--- INSTRUCTIONS TO FOLLOW ---
Everything in the data should be repeated exactly, save for the images.

--- SUPPLIED MATERIAL ---
+-------+
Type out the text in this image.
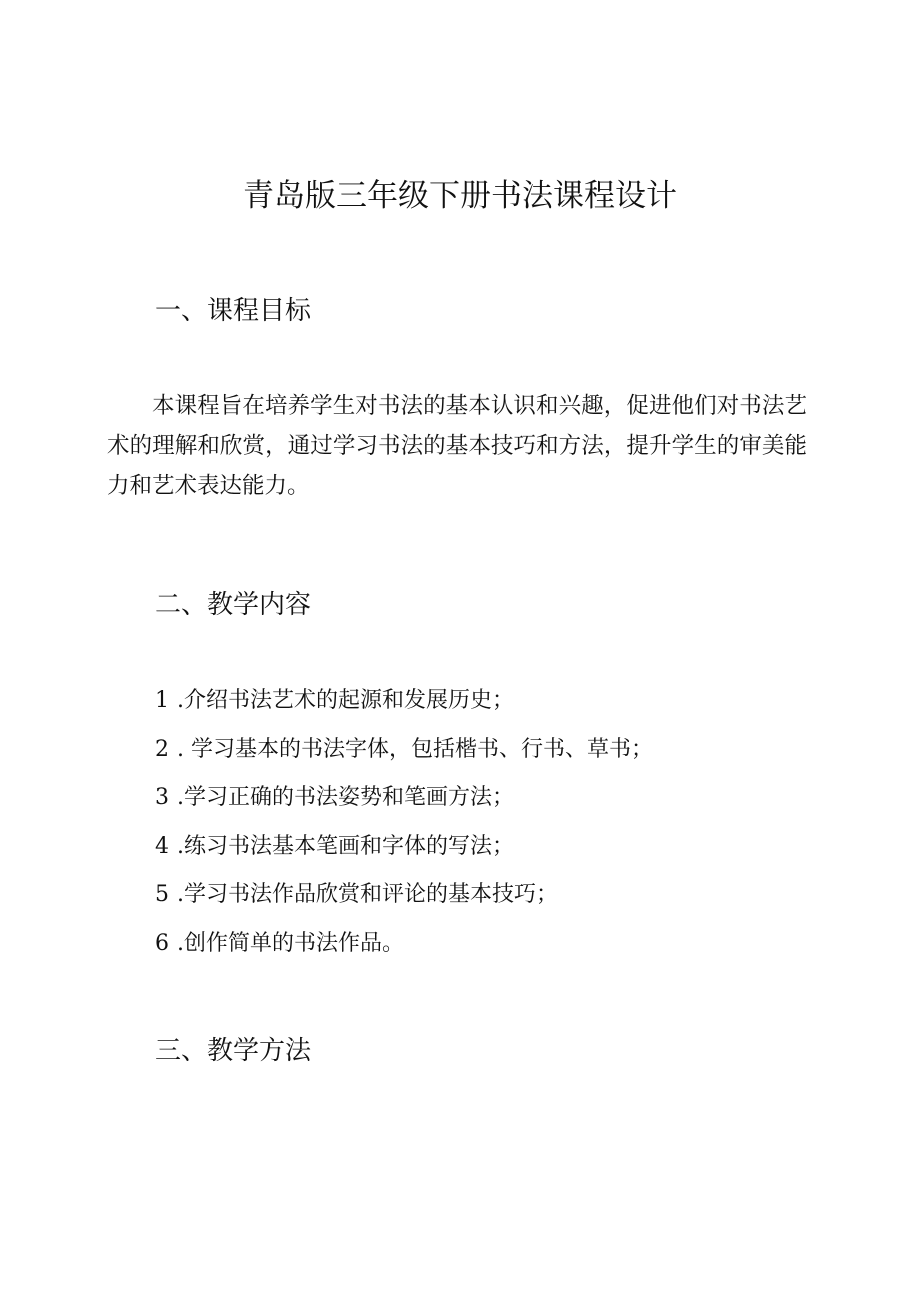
青岛版三年级下册书法课程设计
一、课程目标

本课程旨在培养学生对书法的基本认识和兴趣，促进他们对书法艺术的理解和欣赏，通过学习书法的基本技巧和方法，提升学生的审美能力和艺术表达能力。

二、教学内容
1 .介绍书法艺术的起源和发展历史；
2 . 学习基本的书法字体，包括楷书、行书、草书；
3 .学习正确的书法姿势和笔画方法；
4 .练习书法基本笔画和字体的写法；
5 .学习书法作品欣赏和评论的基本技巧；
6 .创作简单的书法作品。
三、教学方法
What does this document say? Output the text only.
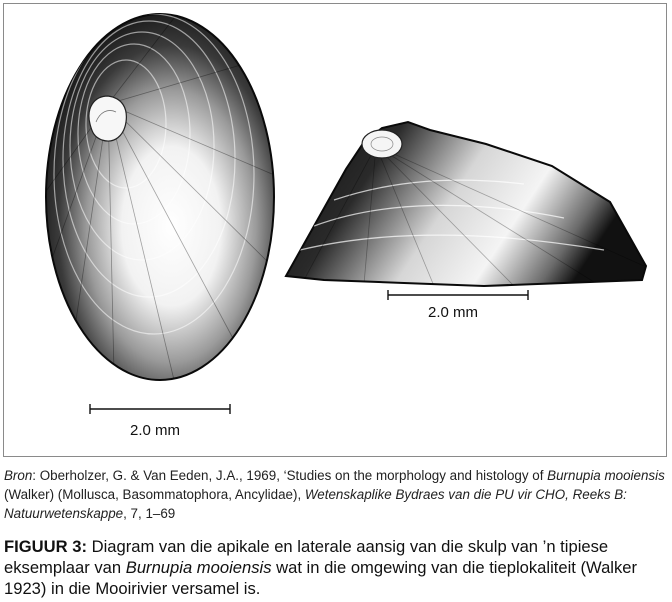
2.0 mm
2.0 mm
Bron: Oberholzer, G. & Van Eeden, J.A., 1969, ‘Studies on the morphology and histology of Burnupia mooiensis (Walker) (Mollusca, Basommatophora, Ancylidae), Wetenskaplike Bydraes van die PU vir CHO, Reeks B: Natuurwetenskappe, 7, 1–69
FIGUUR 3: Diagram van die apikale en laterale aansig van die skulp van ’n tipiese eksemplaar van Burnupia mooiensis wat in die omgewing van die tieplokaliteit (Walker 1923) in die Mooirivier versamel is.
+-------+
--- OUTPUT ---
Type out the text in this image.
青岛版三年级下册书法课程设计
一、课程目标

本课程旨在培养学生对书法的基本认识和兴趣，促进他们对书法艺术的理解和欣赏，通过学习书法的基本技巧和方法，提升学生的审美能力和艺术表达能力。

二、教学内容
1 .介绍书法艺术的起源和发展历史；
2 . 学习基本的书法字体，包括楷书、行书、草书；
3 .学习正确的书法姿势和笔画方法；
4 .练习书法基本笔画和字体的写法；
5 .学习书法作品欣赏和评论的基本技巧；
6 .创作简单的书法作品。
三、教学方法
What does this document say? Output the text only.
2.0 mm
2.0 mm
Bron: Oberholzer, G. & Van Eeden, J.A., 1969, ‘Studies on the morphology and histology of Burnupia mooiensis (Walker) (Mollusca, Basommatophora, Ancylidae), Wetenskaplike Bydraes van die PU vir CHO, Reeks B: Natuurwetenskappe, 7, 1–69
FIGUUR 3: Diagram van die apikale en laterale aansig van die skulp van ’n tipiese eksemplaar van Burnupia mooiensis wat in die omgewing van die tieplokaliteit (Walker 1923) in die Mooirivier versamel is.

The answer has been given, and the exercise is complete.